>> begin SOURCE MATERIAL
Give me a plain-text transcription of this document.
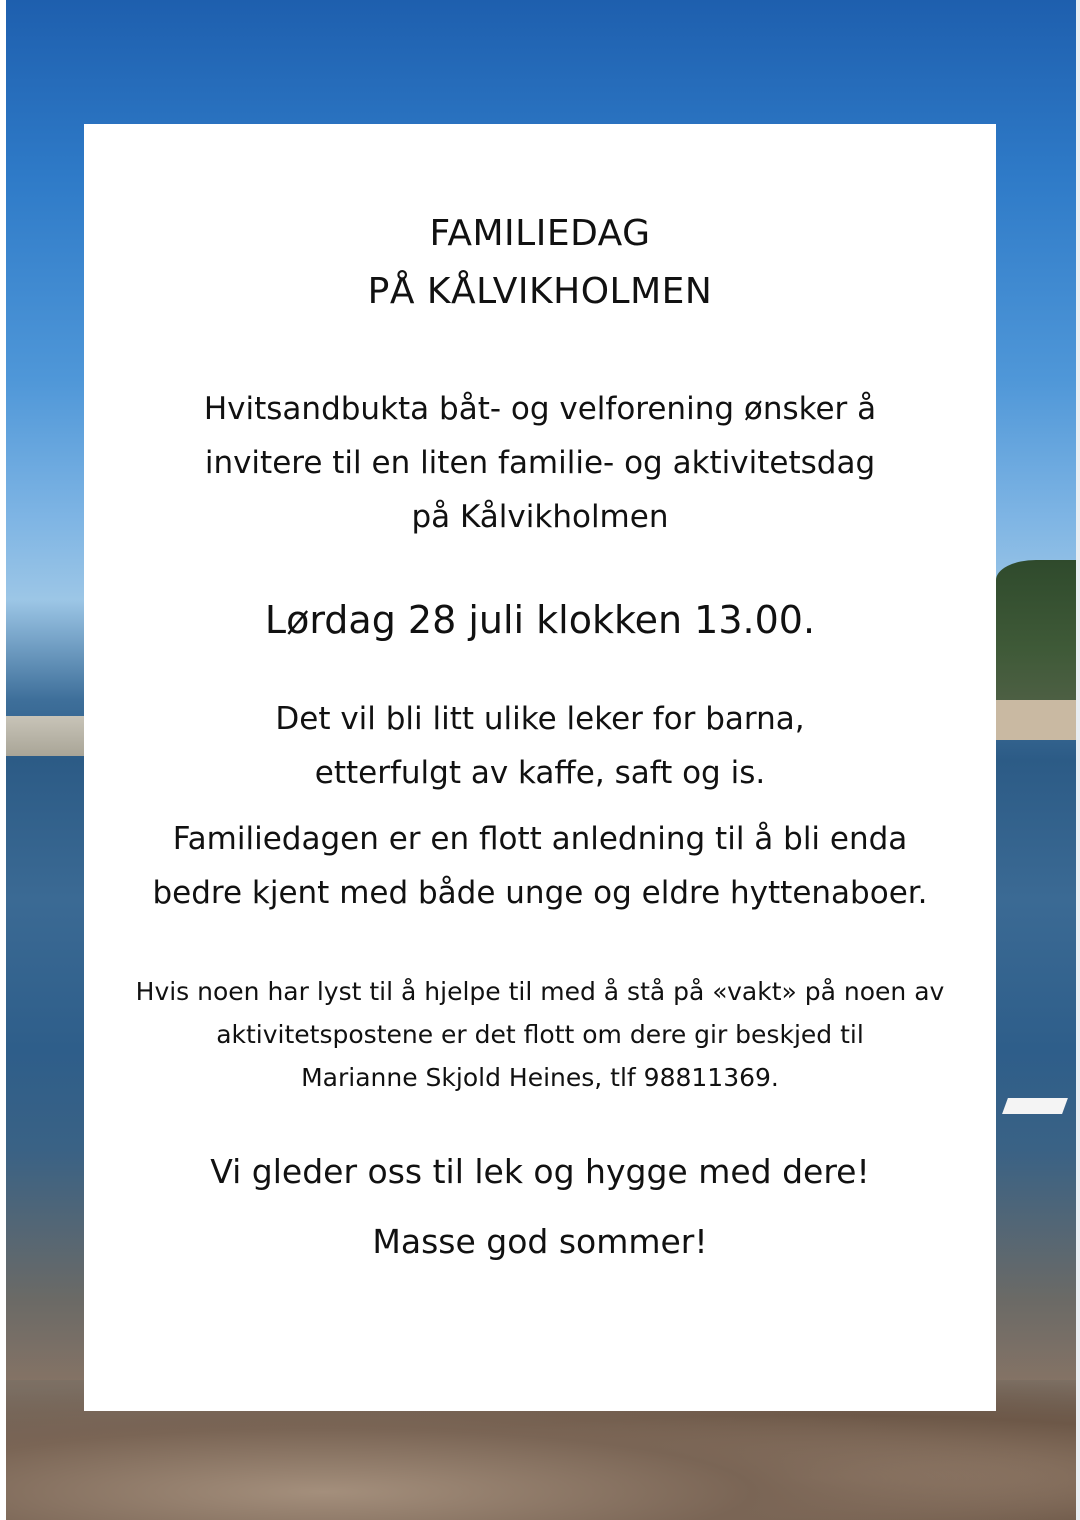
FAMILIEDAG
PÅ KÅLVIKHOLMEN
Hvitsandbukta båt- og velforening ønsker å
invitere til en liten familie- og aktivitetsdag
på Kålvikholmen
Lørdag 28 juli klokken 13.00.
Det vil bli litt ulike leker for barna,
etterfulgt av kaffe, saft og is.
Familiedagen er en flott anledning til å bli enda
bedre kjent med både unge og eldre hyttenaboer.
Hvis noen har lyst til å hjelpe til med å stå på «vakt» på noen av
aktivitetspostene er det flott om dere gir beskjed til
Marianne Skjold Heines, tlf 98811369.
Vi gleder oss til lek og hygge med dere!
Masse god sommer!
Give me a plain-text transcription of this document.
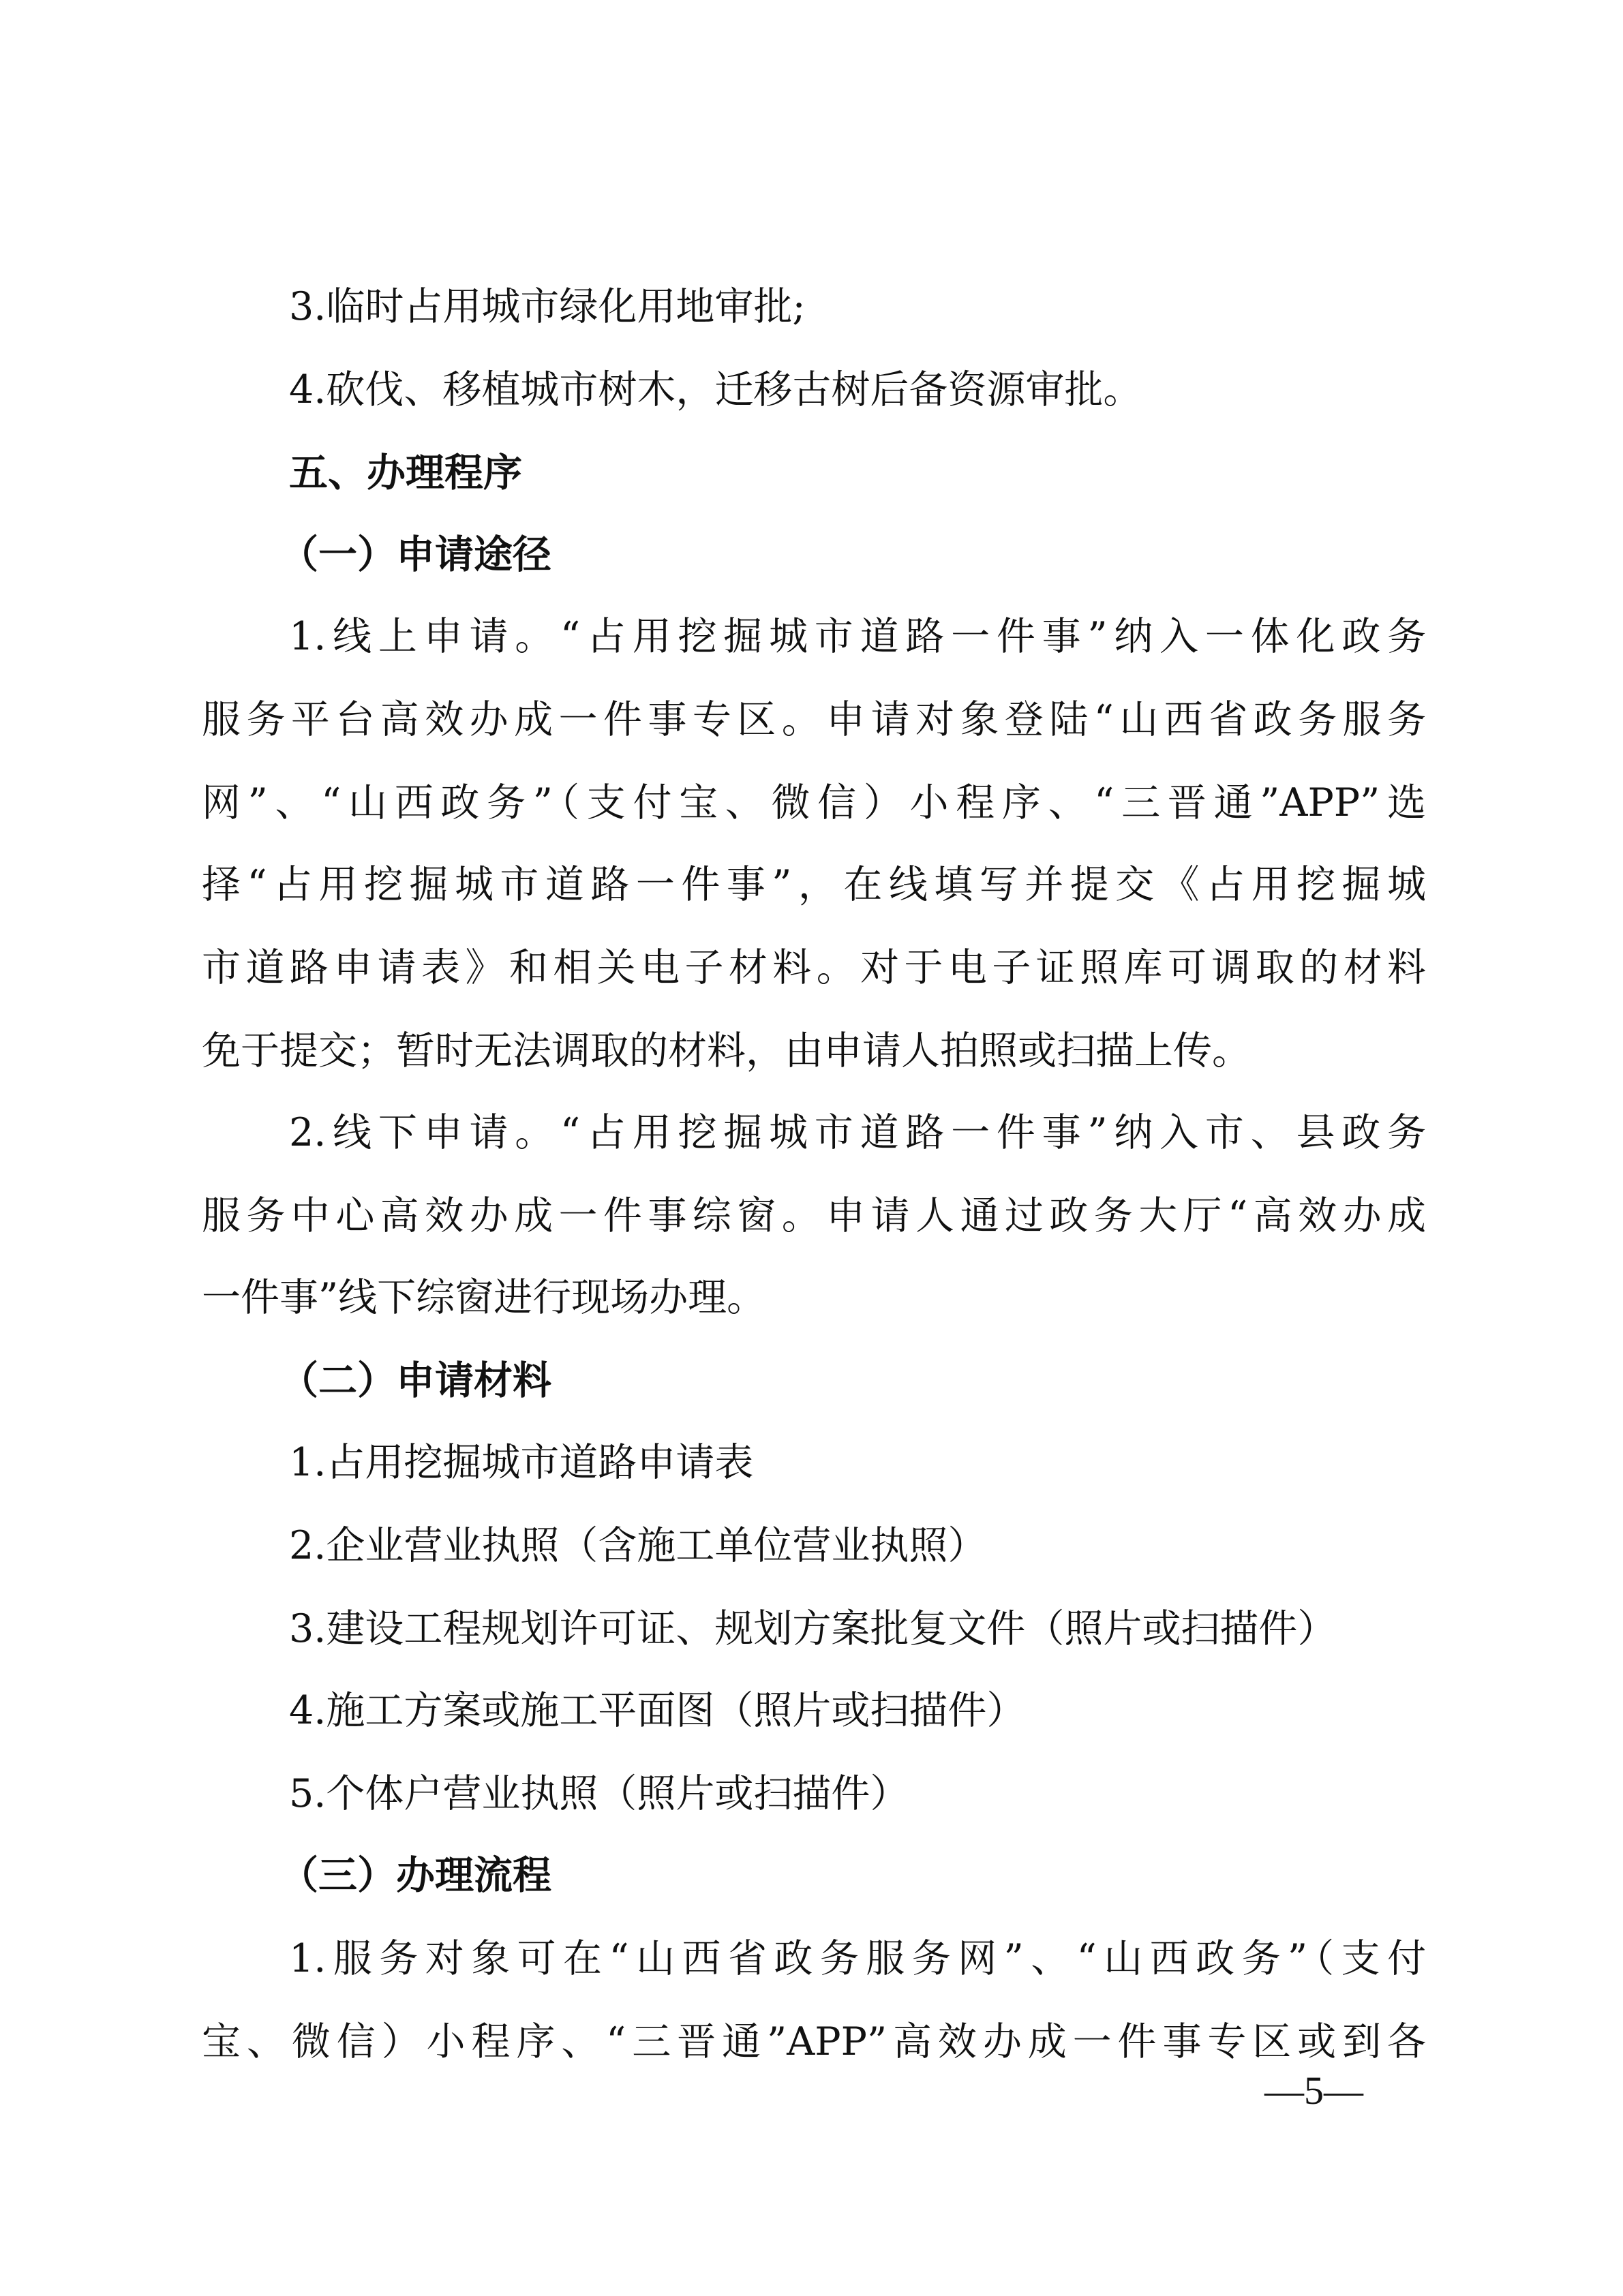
3.临时占用城市绿化用地审批;
4.砍伐、移植城市树木，迁移古树后备资源审批。
五、办理程序
（一）申请途径
1.线上申请。“占用挖掘城市道路一件事”纳入一体化政务
服务平台高效办成一件事专区。申请对象登陆“山西省政务服务
网”、“山西政务”（支付宝、微信）小程序、“三晋通”APP”选
择“占用挖掘城市道路一件事”，在线填写并提交《占用挖掘城
市道路申请表》和相关电子材料。对于电子证照库可调取的材料
免于提交；暂时无法调取的材料，由申请人拍照或扫描上传。
2.线下申请。“占用挖掘城市道路一件事”纳入市、县政务
服务中心高效办成一件事综窗。申请人通过政务大厅“高效办成
一件事”线下综窗进行现场办理。
（二）申请材料
1.占用挖掘城市道路申请表
2.企业营业执照（含施工单位营业执照）
3.建设工程规划许可证、规划方案批复文件（照片或扫描件）
4.施工方案或施工平面图（照片或扫描件）
5.个体户营业执照（照片或扫描件）
（三）办理流程
1.服务对象可在“山西省政务服务网”、“山西政务”（支付
宝、微信）小程序、“三晋通”APP”高效办成一件事专区或到各
—5—
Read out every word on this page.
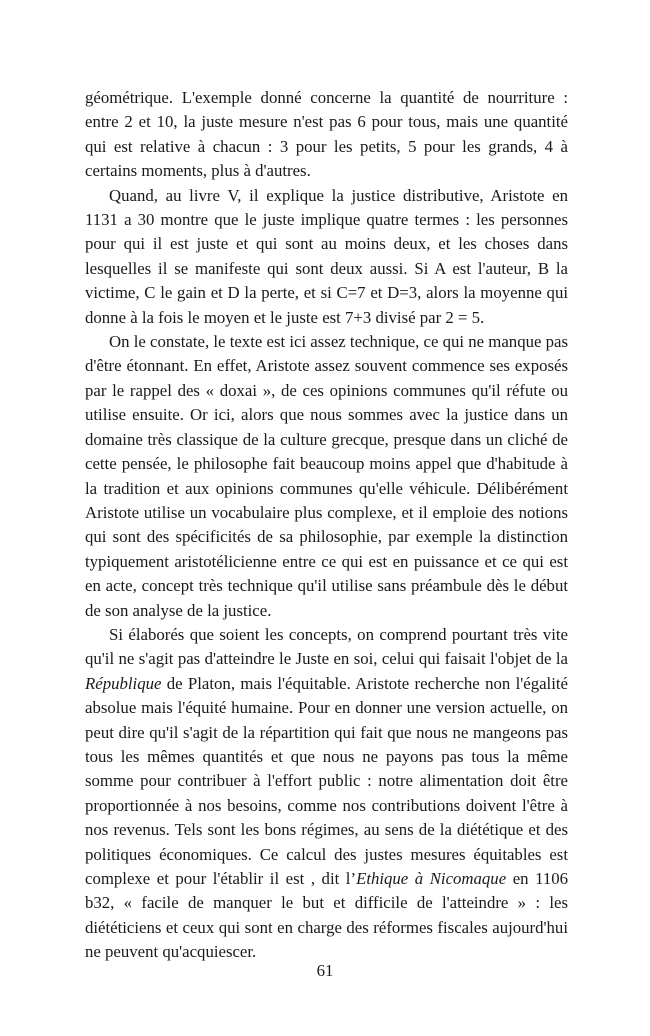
géométrique. L'exemple donné concerne la quantité de nourriture : entre 2 et 10, la juste mesure n'est pas 6 pour tous, mais une quantité qui est relative à chacun : 3 pour les petits, 5 pour les grands, 4 à certains moments, plus à d'autres.

Quand, au livre V, il explique la justice distributive, Aristote en 1131 a 30 montre que le juste implique quatre termes : les personnes pour qui il est juste et qui sont au moins deux, et les choses dans lesquelles il se manifeste qui sont deux aussi. Si A est l'auteur, B la victime, C le gain et D la perte, et si C=7 et D=3, alors la moyenne qui donne à la fois le moyen et le juste est 7+3 divisé par 2 = 5.

On le constate, le texte est ici assez technique, ce qui ne manque pas d'être étonnant. En effet, Aristote assez souvent commence ses exposés par le rappel des « doxai », de ces opinions communes qu'il réfute ou utilise ensuite. Or ici, alors que nous sommes avec la justice dans un domaine très classique de la culture grecque, presque dans un cliché de cette pensée, le philosophe fait beaucoup moins appel que d'habitude à la tradition et aux opinions communes qu'elle véhicule. Délibérément Aristote utilise un vocabulaire plus complexe, et il emploie des notions qui sont des spécificités de sa philosophie, par exemple la distinction typiquement aristotélicienne entre ce qui est en puissance et ce qui est en acte, concept très technique qu'il utilise sans préambule dès le début de son analyse de la justice.

Si élaborés que soient les concepts, on comprend pourtant très vite qu'il ne s'agit pas d'atteindre le Juste en soi, celui qui faisait l'objet de la République de Platon, mais l'équitable. Aristote recherche non l'égalité absolue mais l'équité humaine. Pour en donner une version actuelle, on peut dire qu'il s'agit de la répartition qui fait que nous ne mangeons pas tous les mêmes quantités et que nous ne payons pas tous la même somme pour contribuer à l'effort public : notre alimentation doit être proportionnée à nos besoins, comme nos contributions doivent l'être à nos revenus. Tels sont les bons régimes, au sens de la diététique et des politiques économiques. Ce calcul des justes mesures équitables est complexe et pour l'établir il est , dit l’Ethique à Nicomaque en 1106 b32, « facile de manquer le but et difficile de l'atteindre » : les diététiciens et ceux qui sont en charge des réformes fiscales aujourd'hui ne peuvent qu'acquiescer.

61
>> end SOURCE MATERIAL
* **WRITTEN PROBLEM**:
Report the number of lines containing the string "mais" and add nothing to it.

* **TASK OUTPUT**:
2